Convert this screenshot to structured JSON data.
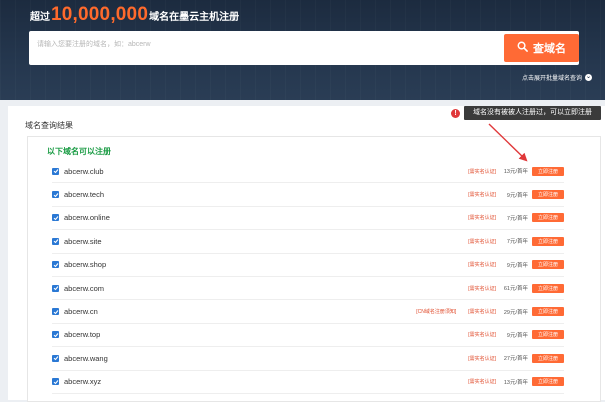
{
  "hero": {
    "title_prefix": "超过",
    "title_number": "10,000,000",
    "title_suffix": "域名在墨云主机注册",
    "search_placeholder": "请输入您要注册的域名，如：abcerw",
    "search_button": "查域名",
    "batch_link": "点击展开批量域名查询"
  },
  "results": {
    "panel_title": "域名查询结果",
    "available_title": "以下域名可以注册",
    "rows": [
      {
        "domain": "abcerw.club",
        "tag": "[需实名认证]",
        "price": "13元/首年",
        "button": "立即注册"
      },
      {
        "domain": "abcerw.tech",
        "tag": "[需实名认证]",
        "price": "9元/首年",
        "button": "立即注册"
      },
      {
        "domain": "abcerw.online",
        "tag": "[需实名认证]",
        "price": "7元/首年",
        "button": "立即注册"
      },
      {
        "domain": "abcerw.site",
        "tag": "[需实名认证]",
        "price": "7元/首年",
        "button": "立即注册"
      },
      {
        "domain": "abcerw.shop",
        "tag": "[需实名认证]",
        "price": "9元/首年",
        "button": "立即注册"
      },
      {
        "domain": "abcerw.com",
        "tag": "[需实名认证]",
        "price": "61元/首年",
        "button": "立即注册"
      },
      {
        "domain": "abcerw.cn",
        "pre_tag": "[CN域名注册须知]",
        "tag": "[需实名认证]",
        "price": "29元/首年",
        "button": "立即注册"
      },
      {
        "domain": "abcerw.top",
        "tag": "[需实名认证]",
        "price": "9元/首年",
        "button": "立即注册"
      },
      {
        "domain": "abcerw.wang",
        "tag": "[需实名认证]",
        "price": "27元/首年",
        "button": "立即注册"
      },
      {
        "domain": "abcerw.xyz",
        "tag": "[需实名认证]",
        "price": "13元/首年",
        "button": "立即注册"
      }
    ]
  },
  "annotation": {
    "tooltip": "域名没有被被人注册过，可以立即注册"
  },
  "colors": {
    "accent": "#ff6a35",
    "hero_bg": "#24364d",
    "available_green": "#1b9c45",
    "checkbox_blue": "#2a78d4",
    "arrow_red": "#e0383a"
  }
}
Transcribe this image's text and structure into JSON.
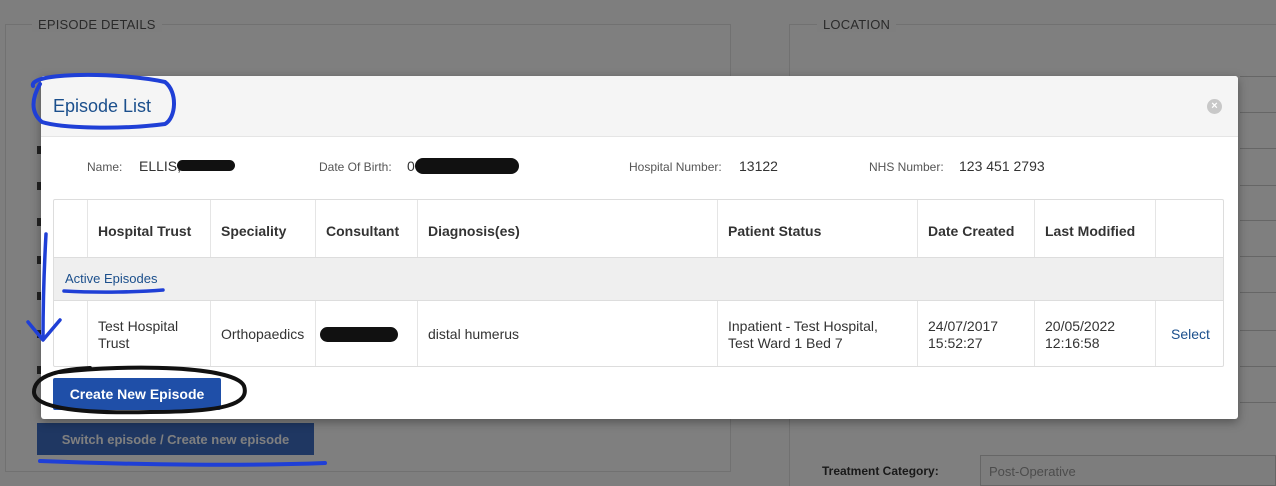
{
  "background": {
    "episode_legend": "EPISODE DETAILS",
    "location_legend": "LOCATION",
    "switch_button": "Switch episode / Create new episode",
    "treatment_category_label": "Treatment Category:",
    "treatment_category_value": "Post-Operative"
  },
  "modal": {
    "title": "Episode List",
    "close_glyph": "×"
  },
  "patient": {
    "name_label": "Name:",
    "name_value": "ELLIS,",
    "dob_label": "Date Of Birth:",
    "dob_value": "0",
    "hospital_number_label": "Hospital Number:",
    "hospital_number_value": "13122",
    "nhs_number_label": "NHS Number:",
    "nhs_number_value": "123 451 2793"
  },
  "table": {
    "headers": [
      "",
      "Hospital Trust",
      "Speciality",
      "Consultant",
      "Diagnosis(es)",
      "Patient Status",
      "Date Created",
      "Last Modified",
      ""
    ],
    "group_label": "Active Episodes",
    "rows": [
      {
        "hospital_trust": "Test Hospital Trust",
        "speciality": "Orthopaedics",
        "consultant": "",
        "diagnosis": "distal humerus",
        "patient_status": "Inpatient - Test Hospital, Test Ward 1 Bed 7",
        "date_created": "24/07/2017 15:52:27",
        "last_modified": "20/05/2022 12:16:58",
        "action": "Select"
      }
    ]
  },
  "buttons": {
    "create_new_episode": "Create New Episode"
  },
  "colors": {
    "accent": "#1b4f8c",
    "primary_button": "#1f4fa8",
    "annotation_blue": "#1f3fd6"
  }
}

########################################

# TASK DIRECTIONS
Make an exact copy of the records above, with the pictures left out.

# REPLY TO THE EXERCISE
Convert this screenshot to structured JSON data.
{
  "hero": {
    "title_prefix": "超过",
    "title_number": "10,000,000",
    "title_suffix": "域名在墨云主机注册",
    "search_placeholder": "请输入您要注册的域名，如：abcerw",
    "search_button": "查域名",
    "batch_link": "点击展开批量域名查询"
  },
  "results": {
    "panel_title": "域名查询结果",
    "available_title": "以下域名可以注册",
    "rows": [
      {
        "domain": "abcerw.club",
        "tag": "[需实名认证]",
        "price": "13元/首年",
        "button": "立即注册"
      },
      {
        "domain": "abcerw.tech",
        "tag": "[需实名认证]",
        "price": "9元/首年",
        "button": "立即注册"
      },
      {
        "domain": "abcerw.online",
        "tag": "[需实名认证]",
        "price": "7元/首年",
        "button": "立即注册"
      },
      {
        "domain": "abcerw.site",
        "tag": "[需实名认证]",
        "price": "7元/首年",
        "button": "立即注册"
      },
      {
        "domain": "abcerw.shop",
        "tag": "[需实名认证]",
        "price": "9元/首年",
        "button": "立即注册"
      },
      {
        "domain": "abcerw.com",
        "tag": "[需实名认证]",
        "price": "61元/首年",
        "button": "立即注册"
      },
      {
        "domain": "abcerw.cn",
        "pre_tag": "[CN域名注册须知]",
        "tag": "[需实名认证]",
        "price": "29元/首年",
        "button": "立即注册"
      },
      {
        "domain": "abcerw.top",
        "tag": "[需实名认证]",
        "price": "9元/首年",
        "button": "立即注册"
      },
      {
        "domain": "abcerw.wang",
        "tag": "[需实名认证]",
        "price": "27元/首年",
        "button": "立即注册"
      },
      {
        "domain": "abcerw.xyz",
        "tag": "[需实名认证]",
        "price": "13元/首年",
        "button": "立即注册"
      }
    ]
  },
  "annotation": {
    "tooltip": "域名没有被被人注册过，可以立即注册"
  },
  "colors": {
    "accent": "#ff6a35",
    "hero_bg": "#24364d",
    "available_green": "#1b9c45",
    "checkbox_blue": "#2a78d4",
    "arrow_red": "#e0383a"
  }
}
Transcribe this image's text and structure into JSON.
{
  "background": {
    "episode_legend": "EPISODE DETAILS",
    "location_legend": "LOCATION",
    "switch_button": "Switch episode / Create new episode",
    "treatment_category_label": "Treatment Category:",
    "treatment_category_value": "Post-Operative"
  },
  "modal": {
    "title": "Episode List",
    "close_glyph": "×"
  },
  "patient": {
    "name_label": "Name:",
    "name_value": "ELLIS,",
    "dob_label": "Date Of Birth:",
    "dob_value": "0",
    "hospital_number_label": "Hospital Number:",
    "hospital_number_value": "13122",
    "nhs_number_label": "NHS Number:",
    "nhs_number_value": "123 451 2793"
  },
  "table": {
    "headers": [
      "",
      "Hospital Trust",
      "Speciality",
      "Consultant",
      "Diagnosis(es)",
      "Patient Status",
      "Date Created",
      "Last Modified",
      ""
    ],
    "group_label": "Active Episodes",
    "rows": [
      {
        "hospital_trust": "Test Hospital Trust",
        "speciality": "Orthopaedics",
        "consultant": "",
        "diagnosis": "distal humerus",
        "patient_status": "Inpatient - Test Hospital, Test Ward 1 Bed 7",
        "date_created": "24/07/2017 15:52:27",
        "last_modified": "20/05/2022 12:16:58",
        "action": "Select"
      }
    ]
  },
  "buttons": {
    "create_new_episode": "Create New Episode"
  },
  "colors": {
    "accent": "#1b4f8c",
    "primary_button": "#1f4fa8",
    "annotation_blue": "#1f3fd6"
  }
}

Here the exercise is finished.